## Work instructions
**1.** From the passage on the Las Vegas railroad cottages, list every street address given for a cottage or former residence.
**2.** Write the next part of the passage on the Las Vegas railroad cottages, starting after its final sentence.

## Provided passage
+ + +

A total of 64 cottages were constructed by the railroad from 1900 to 1912 in three different styles. The three bedroom model offered 812 sqft and the two bedroom house contained 768 sq ft.

This historic significance of the homes was first identified in a 1978 survey called Historic Preservation Inventory & Planning Guidelines City of Las Vegas, by Charles Hall Page & Associates. 28 homes identified as "Railroad employee cottages" were included in the survey.

Most of Las Vegas' railroad cottages have been demolished, although a few have been preserved. In 2002, the cottage at 521 Third Street was moved to the Clark County Museum, where it was restored and opened to the public in 2013. The cottage at 604 South Fourth Street was moved to the Springs Preserve in 2005, where it was later restored as part of the preserve's Boomtown 1905 exhibit. (Neither of these two cottages were part of the historic district.)

The former residence at 626 S Casino Center is the last remaining home of the Railroad Cottage Historic District. There are three other former railroad cottages on the same block at 608, 612, and 616 S 3rd, which were not included in the 1987 Railroad Cottage Historic District listing.

==The district's eight cottages==
The district was added to the National Register of Historic Places on December 22, 1987.

+ + +

## Extracted material
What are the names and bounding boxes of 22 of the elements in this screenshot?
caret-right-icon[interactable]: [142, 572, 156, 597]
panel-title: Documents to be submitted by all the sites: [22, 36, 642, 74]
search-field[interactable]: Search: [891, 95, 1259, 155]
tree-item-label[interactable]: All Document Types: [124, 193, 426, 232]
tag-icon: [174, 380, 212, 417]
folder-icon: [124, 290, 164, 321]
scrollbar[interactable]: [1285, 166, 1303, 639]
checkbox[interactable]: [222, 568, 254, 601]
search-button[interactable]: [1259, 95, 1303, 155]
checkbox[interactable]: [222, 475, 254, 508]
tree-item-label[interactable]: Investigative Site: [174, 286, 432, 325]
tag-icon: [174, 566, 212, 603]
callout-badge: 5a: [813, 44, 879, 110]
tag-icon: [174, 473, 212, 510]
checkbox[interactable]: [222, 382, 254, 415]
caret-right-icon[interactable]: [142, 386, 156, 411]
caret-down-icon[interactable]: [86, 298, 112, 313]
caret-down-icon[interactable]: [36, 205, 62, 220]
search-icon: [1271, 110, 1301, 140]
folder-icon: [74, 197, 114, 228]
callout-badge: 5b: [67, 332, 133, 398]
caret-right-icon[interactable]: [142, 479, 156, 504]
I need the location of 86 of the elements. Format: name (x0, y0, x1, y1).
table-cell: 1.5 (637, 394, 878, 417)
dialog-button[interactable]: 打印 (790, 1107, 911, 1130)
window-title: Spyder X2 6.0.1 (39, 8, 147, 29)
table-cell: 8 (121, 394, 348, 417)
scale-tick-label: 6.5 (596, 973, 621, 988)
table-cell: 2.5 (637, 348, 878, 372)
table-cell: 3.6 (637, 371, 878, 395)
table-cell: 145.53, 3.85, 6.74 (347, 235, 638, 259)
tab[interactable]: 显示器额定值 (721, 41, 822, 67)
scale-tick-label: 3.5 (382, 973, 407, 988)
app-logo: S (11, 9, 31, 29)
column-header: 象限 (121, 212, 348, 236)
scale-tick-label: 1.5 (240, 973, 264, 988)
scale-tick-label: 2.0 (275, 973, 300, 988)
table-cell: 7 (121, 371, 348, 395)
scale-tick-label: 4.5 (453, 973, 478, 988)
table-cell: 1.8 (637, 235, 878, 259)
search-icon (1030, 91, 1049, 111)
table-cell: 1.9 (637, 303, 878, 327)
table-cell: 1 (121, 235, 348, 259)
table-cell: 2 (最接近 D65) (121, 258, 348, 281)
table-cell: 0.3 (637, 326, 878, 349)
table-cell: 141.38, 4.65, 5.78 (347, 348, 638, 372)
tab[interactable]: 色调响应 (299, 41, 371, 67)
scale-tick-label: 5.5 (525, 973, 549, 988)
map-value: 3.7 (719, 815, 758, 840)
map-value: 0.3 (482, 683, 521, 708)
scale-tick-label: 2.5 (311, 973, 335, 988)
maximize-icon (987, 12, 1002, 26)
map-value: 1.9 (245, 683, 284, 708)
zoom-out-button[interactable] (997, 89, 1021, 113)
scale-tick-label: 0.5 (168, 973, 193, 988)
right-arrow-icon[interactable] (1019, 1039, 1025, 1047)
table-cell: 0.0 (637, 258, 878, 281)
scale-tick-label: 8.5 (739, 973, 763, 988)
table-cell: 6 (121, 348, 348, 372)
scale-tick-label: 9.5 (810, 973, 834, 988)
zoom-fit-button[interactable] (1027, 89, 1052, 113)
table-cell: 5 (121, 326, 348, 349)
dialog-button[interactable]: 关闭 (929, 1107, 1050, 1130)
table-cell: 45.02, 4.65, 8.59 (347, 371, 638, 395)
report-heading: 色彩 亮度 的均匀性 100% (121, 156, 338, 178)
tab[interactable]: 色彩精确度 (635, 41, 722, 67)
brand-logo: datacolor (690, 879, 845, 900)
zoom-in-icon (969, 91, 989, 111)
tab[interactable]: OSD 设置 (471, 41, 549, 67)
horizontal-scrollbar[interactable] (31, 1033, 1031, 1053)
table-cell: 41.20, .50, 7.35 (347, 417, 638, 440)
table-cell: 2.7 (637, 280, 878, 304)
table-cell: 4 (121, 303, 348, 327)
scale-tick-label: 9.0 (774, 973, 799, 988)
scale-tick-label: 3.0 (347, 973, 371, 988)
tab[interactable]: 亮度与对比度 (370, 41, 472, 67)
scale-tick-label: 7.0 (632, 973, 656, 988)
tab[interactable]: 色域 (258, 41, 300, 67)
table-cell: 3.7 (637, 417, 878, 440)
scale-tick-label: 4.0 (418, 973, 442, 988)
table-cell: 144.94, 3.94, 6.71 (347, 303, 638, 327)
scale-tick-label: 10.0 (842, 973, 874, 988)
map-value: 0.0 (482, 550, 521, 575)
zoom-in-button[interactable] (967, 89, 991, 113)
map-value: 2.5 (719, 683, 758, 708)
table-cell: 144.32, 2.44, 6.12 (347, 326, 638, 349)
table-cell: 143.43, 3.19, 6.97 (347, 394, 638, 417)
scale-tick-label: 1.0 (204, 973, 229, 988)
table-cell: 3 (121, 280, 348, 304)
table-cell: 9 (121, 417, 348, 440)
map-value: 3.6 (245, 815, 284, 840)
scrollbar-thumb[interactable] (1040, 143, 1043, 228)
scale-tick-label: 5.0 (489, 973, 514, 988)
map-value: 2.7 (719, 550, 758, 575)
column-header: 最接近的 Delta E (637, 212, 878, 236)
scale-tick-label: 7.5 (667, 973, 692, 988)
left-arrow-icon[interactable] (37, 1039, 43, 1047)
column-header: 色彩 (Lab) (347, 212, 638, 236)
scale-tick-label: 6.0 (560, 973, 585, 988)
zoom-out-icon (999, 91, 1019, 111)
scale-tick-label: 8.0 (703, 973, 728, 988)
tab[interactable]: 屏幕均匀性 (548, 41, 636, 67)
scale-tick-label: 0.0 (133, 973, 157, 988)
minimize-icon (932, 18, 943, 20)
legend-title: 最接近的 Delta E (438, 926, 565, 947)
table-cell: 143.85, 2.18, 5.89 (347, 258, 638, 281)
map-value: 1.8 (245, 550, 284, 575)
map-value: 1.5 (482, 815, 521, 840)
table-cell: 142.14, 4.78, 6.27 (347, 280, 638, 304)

+ + +

## Results
**1.**
521 Third Street
604 South Fourth Street
626 S Casino Center
608 S 3rd
612 S 3rd
616 S 3rd

**2.**
The District's Eight Cottages
| Address | Status |
|---|---|
| 601 South Casino Center | Moved to Springs Preserve |
| 605 South Casino Center | Demolished 2006 |
| 609 South Casino Center | Demolished 2006 |
| 613 South Casino Center | Demolished prior to May 2002 |
| 617 South Casino Center | Moved to Springs Preserve |
| 621 South Casino Center | Moved to Springs Preserve |
| 625 South Casino Center | Demolished 2006 |
| 629 South Casino Center | Only remaining cottage at original location |

As most of the district was to be replaced by Club Renaissance, it was decided to save some of the cottages. Three of the homes were moved to a temporary location in the Springs Preserve in 2005 and/or 2006. In 2013, the cottages were moved to a permanent location within the preserve and restoration work began. The three restored cottages were included in the preserve's Boomtown 1905 exhibit that opened February 4, 2017.